**Work to be completed**: In the mailing-list reply on interfaces and dictionaries, what effect does modifying a dictionary have on other objects?

**Source extract**:
»»
Re: Interfaces > dictionaries

I can't bring myself to worry overmuch about this, but the recent
changes to the ICE stuff goes the opposite way, changing what used to be
an interface into dictionaries.

We might want to spend f2f time on "when are dictionaries appropriate,
when are interfaces approriate, and when should we have interfaces with
dictionary constructors?"

AFAIK, more or less:

- Dictionaries can't be attributes
- Dictionaries can't be subclassed on return values (so we have to use
"object" in our WebIDL)
- Dictionaries have auto-init from a { type: value ... } Javascript
argument, ignoring superfluous entries
- Interfaces are the same thing if they have a dictionary-argument
constructor
- Dictionaries are pass-by-value; modifying a dictionary has no effect
on other objects (but modifying an object *in* a dictionary can have)
- Interfaces can have read-only and read-write members; because of the
previous point, the topic is irrelevant to dictionaries

What this means for when we should use one or the other is a good
question; I'd like to get a common understanding on that first, so that
we don't continue to flip-flop between them.


Den 21. okt. 2015 22:54, skrev Martin Thomson:
> I've submitted a PR that changes a bunch of the support infrastructure
> for RTCRtpSender.[gs]etParameters() to interfaces.
> 
> The PR has a longer discussion of the trade-offs and rationale (included below):
> 
>   https://github.com/w3c/webrtc-pc/pull/350
> 
> There are very few things in here that are actually mutable as it
> turns out. Having them as dictionaries is contrary to some of the
> advice I've received internally on the design of web APIs.
««
**Provided material**:
»»
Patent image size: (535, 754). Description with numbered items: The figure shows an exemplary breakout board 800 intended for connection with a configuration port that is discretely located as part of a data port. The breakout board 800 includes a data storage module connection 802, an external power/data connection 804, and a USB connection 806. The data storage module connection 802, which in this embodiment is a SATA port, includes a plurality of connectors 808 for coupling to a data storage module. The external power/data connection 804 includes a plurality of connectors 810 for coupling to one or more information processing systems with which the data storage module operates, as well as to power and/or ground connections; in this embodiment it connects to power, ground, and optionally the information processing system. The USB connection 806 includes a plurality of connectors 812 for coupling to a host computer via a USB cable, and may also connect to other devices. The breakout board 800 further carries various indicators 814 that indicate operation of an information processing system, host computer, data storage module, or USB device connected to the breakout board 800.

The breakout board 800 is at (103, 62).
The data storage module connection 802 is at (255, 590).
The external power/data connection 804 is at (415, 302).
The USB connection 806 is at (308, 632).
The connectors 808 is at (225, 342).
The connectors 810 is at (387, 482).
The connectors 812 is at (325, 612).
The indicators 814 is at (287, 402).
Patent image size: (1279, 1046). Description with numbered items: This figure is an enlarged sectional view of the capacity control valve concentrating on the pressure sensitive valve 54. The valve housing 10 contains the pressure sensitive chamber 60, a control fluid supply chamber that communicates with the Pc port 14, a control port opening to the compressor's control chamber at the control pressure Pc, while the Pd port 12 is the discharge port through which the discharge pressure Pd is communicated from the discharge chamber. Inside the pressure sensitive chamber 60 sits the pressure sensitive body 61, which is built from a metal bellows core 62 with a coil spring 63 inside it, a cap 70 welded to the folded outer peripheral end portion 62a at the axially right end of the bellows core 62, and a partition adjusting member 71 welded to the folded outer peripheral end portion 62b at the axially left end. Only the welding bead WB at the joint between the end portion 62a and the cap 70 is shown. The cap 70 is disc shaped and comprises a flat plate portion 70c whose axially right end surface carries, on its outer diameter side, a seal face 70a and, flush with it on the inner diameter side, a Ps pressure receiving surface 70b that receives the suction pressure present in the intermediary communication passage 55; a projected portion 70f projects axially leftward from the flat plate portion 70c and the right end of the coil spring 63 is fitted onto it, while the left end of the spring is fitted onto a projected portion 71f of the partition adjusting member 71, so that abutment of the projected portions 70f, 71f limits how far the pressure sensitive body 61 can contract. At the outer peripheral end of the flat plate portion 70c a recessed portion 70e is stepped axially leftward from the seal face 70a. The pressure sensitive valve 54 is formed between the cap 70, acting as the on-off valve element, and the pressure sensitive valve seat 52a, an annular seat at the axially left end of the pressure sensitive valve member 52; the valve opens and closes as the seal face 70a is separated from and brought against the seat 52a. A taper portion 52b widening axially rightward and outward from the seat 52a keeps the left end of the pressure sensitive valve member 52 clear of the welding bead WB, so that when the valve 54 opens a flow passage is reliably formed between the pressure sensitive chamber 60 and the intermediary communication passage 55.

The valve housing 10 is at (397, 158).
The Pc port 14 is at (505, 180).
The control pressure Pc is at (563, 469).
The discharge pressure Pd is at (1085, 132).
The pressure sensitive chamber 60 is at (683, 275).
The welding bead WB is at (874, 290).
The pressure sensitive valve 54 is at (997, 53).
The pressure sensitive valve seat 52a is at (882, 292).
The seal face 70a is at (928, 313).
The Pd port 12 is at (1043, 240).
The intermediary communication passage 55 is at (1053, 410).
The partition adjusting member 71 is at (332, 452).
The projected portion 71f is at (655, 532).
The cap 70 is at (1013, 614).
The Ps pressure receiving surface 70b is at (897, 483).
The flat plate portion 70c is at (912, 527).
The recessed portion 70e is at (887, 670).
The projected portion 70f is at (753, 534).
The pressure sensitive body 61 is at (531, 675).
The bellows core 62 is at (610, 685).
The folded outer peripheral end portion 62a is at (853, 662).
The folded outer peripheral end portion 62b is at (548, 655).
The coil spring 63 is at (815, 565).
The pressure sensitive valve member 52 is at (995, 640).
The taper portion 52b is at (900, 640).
««
**Answer space**: None, because dictionaries are pass-by-value, although modifying an object inside a dictionary can have an effect.